--- Listed entries ---

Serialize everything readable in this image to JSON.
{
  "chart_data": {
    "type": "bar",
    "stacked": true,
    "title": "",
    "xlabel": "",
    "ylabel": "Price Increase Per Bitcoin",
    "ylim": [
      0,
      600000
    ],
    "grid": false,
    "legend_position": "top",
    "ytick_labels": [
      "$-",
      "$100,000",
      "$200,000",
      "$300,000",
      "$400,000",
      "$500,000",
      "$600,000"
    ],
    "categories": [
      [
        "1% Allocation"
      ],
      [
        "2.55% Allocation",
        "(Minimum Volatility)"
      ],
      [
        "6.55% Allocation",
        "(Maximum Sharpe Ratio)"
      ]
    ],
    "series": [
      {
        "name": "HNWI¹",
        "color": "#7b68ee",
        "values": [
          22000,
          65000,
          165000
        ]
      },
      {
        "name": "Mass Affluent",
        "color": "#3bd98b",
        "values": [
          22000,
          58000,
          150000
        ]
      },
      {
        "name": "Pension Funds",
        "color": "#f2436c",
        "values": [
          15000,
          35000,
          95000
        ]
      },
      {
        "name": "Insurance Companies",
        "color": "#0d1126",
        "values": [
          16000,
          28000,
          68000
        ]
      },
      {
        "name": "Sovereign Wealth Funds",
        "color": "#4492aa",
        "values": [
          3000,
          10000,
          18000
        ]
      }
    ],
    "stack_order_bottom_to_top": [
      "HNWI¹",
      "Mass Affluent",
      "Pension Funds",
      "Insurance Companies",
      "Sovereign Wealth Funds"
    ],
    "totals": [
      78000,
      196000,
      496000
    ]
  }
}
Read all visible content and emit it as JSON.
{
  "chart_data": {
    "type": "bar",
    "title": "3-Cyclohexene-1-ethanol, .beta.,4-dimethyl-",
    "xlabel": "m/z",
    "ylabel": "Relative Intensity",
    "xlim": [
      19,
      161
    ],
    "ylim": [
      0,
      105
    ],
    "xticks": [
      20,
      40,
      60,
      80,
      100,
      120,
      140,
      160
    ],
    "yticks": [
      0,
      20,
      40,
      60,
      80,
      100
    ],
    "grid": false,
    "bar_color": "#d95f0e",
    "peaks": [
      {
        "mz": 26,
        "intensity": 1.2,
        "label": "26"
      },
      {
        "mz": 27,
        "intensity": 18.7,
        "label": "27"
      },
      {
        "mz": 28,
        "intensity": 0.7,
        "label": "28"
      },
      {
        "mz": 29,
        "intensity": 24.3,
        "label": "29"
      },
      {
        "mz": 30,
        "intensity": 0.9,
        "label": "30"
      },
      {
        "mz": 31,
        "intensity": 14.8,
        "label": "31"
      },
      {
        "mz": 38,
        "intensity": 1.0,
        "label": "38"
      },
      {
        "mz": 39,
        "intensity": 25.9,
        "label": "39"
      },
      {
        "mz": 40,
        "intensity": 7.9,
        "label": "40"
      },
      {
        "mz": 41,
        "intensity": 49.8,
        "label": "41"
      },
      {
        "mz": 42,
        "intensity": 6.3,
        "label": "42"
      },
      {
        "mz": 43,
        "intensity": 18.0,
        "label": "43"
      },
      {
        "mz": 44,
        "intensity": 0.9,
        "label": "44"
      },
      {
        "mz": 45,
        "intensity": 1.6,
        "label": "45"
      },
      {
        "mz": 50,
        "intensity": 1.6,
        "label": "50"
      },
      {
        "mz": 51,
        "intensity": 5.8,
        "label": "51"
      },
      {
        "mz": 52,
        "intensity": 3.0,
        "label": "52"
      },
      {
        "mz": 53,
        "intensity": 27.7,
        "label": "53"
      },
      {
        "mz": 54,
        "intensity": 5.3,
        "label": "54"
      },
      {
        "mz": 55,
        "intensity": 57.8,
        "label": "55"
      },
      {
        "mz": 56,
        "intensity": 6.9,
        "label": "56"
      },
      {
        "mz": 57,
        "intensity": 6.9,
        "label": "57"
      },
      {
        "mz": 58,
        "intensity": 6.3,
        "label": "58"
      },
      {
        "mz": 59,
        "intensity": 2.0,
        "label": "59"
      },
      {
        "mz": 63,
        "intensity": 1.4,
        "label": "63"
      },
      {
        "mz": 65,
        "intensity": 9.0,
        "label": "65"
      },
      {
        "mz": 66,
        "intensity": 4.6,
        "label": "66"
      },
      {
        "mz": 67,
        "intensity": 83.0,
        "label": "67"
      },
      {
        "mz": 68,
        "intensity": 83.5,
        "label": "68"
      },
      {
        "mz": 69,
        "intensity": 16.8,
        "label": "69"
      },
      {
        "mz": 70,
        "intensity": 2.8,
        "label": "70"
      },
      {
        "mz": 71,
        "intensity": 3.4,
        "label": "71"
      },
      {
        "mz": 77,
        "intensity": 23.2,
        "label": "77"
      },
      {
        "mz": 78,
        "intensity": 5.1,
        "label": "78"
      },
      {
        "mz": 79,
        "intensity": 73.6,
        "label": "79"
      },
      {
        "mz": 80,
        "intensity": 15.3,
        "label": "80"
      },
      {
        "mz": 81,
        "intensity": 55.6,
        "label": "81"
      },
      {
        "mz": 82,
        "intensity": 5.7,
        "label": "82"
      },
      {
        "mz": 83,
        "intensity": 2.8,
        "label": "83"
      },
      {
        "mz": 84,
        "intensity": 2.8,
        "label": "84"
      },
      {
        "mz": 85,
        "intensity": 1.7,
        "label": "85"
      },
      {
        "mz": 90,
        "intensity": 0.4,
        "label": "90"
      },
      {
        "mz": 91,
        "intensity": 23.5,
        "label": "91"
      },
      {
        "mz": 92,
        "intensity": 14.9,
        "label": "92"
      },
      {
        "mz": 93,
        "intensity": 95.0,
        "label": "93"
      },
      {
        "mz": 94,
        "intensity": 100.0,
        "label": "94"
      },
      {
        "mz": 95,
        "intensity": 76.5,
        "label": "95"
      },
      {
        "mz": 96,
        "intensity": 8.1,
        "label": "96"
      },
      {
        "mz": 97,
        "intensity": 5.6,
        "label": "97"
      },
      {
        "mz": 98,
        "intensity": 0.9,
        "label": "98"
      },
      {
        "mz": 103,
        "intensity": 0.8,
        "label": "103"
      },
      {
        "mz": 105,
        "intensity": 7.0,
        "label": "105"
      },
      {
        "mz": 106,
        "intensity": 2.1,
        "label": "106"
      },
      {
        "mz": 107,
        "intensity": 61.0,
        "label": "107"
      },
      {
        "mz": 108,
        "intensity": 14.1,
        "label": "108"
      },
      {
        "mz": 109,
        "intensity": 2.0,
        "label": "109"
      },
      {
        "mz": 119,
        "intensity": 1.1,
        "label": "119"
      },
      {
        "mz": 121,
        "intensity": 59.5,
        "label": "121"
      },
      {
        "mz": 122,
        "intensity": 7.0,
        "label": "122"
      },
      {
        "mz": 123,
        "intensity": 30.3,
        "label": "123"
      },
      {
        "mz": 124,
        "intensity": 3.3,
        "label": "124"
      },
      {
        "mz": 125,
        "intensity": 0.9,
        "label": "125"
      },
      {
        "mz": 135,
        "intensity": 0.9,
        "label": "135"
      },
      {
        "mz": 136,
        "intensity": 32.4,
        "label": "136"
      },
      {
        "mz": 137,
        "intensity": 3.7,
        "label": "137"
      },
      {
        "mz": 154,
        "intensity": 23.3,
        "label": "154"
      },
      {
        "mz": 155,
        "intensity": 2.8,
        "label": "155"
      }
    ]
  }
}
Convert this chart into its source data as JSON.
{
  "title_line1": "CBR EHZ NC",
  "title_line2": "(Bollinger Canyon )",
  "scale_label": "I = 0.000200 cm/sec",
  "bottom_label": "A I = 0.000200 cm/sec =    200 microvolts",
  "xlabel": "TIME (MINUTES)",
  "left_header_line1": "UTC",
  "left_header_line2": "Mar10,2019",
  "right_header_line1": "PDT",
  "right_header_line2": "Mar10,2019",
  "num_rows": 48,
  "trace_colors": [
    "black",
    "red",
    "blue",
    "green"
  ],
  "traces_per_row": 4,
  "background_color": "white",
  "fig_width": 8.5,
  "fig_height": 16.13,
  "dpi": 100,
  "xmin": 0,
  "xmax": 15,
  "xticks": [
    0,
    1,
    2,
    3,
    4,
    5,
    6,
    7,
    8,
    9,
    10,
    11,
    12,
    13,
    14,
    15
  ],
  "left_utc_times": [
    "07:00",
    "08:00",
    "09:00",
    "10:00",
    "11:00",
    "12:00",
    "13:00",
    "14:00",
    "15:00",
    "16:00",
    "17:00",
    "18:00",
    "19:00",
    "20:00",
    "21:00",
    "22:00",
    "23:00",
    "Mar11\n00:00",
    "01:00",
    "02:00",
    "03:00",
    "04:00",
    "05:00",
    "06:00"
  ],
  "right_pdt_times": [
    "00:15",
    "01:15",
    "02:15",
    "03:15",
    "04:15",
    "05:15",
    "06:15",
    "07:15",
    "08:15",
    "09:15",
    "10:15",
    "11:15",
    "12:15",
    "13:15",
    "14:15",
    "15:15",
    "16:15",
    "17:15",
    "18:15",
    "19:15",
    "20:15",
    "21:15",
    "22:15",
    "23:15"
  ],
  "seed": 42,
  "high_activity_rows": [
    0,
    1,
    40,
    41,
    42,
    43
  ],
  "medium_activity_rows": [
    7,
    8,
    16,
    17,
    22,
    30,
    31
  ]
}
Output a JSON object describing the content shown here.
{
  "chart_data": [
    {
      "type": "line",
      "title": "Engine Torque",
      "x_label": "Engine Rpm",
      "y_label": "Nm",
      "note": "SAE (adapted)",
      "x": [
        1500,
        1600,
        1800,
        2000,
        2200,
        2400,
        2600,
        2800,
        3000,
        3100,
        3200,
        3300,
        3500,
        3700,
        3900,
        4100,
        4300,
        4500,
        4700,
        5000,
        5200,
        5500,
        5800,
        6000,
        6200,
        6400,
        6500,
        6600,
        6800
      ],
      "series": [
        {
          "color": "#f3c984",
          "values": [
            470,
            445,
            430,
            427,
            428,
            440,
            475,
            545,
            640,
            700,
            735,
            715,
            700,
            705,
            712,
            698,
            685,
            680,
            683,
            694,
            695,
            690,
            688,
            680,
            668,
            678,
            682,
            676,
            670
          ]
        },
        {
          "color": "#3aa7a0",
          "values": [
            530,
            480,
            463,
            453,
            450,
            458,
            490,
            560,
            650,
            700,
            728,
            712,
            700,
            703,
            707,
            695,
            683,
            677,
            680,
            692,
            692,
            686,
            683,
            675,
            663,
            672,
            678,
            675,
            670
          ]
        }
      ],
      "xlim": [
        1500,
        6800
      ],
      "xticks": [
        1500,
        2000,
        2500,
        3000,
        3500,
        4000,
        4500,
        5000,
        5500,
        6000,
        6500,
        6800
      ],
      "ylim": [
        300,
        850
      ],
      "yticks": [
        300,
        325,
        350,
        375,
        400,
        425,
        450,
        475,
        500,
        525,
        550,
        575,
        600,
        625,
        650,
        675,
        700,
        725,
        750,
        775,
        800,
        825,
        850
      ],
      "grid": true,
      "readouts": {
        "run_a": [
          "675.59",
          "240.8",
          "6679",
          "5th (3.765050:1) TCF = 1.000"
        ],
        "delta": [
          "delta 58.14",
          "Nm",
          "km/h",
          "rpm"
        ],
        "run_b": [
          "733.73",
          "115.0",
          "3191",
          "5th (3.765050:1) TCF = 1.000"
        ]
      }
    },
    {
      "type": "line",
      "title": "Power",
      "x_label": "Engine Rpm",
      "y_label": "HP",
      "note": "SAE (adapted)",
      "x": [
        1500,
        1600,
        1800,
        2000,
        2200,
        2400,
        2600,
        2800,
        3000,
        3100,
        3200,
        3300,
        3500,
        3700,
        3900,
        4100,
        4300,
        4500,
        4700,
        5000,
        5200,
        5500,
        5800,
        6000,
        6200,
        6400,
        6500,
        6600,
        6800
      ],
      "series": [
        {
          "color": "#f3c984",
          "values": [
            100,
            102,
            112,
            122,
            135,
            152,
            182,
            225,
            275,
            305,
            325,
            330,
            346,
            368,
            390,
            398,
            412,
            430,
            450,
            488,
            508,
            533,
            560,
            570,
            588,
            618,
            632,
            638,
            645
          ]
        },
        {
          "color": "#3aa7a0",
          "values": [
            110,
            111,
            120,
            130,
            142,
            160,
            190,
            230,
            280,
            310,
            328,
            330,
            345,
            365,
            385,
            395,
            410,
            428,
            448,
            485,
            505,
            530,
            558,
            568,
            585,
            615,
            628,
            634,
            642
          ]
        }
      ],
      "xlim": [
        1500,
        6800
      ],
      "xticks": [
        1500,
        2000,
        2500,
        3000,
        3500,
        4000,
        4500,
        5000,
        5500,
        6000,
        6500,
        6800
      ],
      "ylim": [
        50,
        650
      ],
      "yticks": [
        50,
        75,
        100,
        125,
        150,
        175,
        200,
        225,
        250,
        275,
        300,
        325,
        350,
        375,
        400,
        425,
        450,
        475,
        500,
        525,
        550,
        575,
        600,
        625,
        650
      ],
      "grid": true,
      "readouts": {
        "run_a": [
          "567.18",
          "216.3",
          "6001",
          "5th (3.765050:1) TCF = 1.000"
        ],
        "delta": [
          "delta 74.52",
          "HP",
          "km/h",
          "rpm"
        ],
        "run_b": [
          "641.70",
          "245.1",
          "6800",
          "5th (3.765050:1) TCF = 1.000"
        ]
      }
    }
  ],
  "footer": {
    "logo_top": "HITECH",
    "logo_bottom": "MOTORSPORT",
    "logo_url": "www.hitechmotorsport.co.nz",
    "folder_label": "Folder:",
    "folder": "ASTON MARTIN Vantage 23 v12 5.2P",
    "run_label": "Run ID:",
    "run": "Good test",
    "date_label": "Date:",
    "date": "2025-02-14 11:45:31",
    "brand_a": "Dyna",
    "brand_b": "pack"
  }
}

---

## Instructions to follow
Identify each line containing the string "content" and copy it out.

## Result for this task
Read all visible content and emit it as JSON.
Output a JSON object describing the content shown here.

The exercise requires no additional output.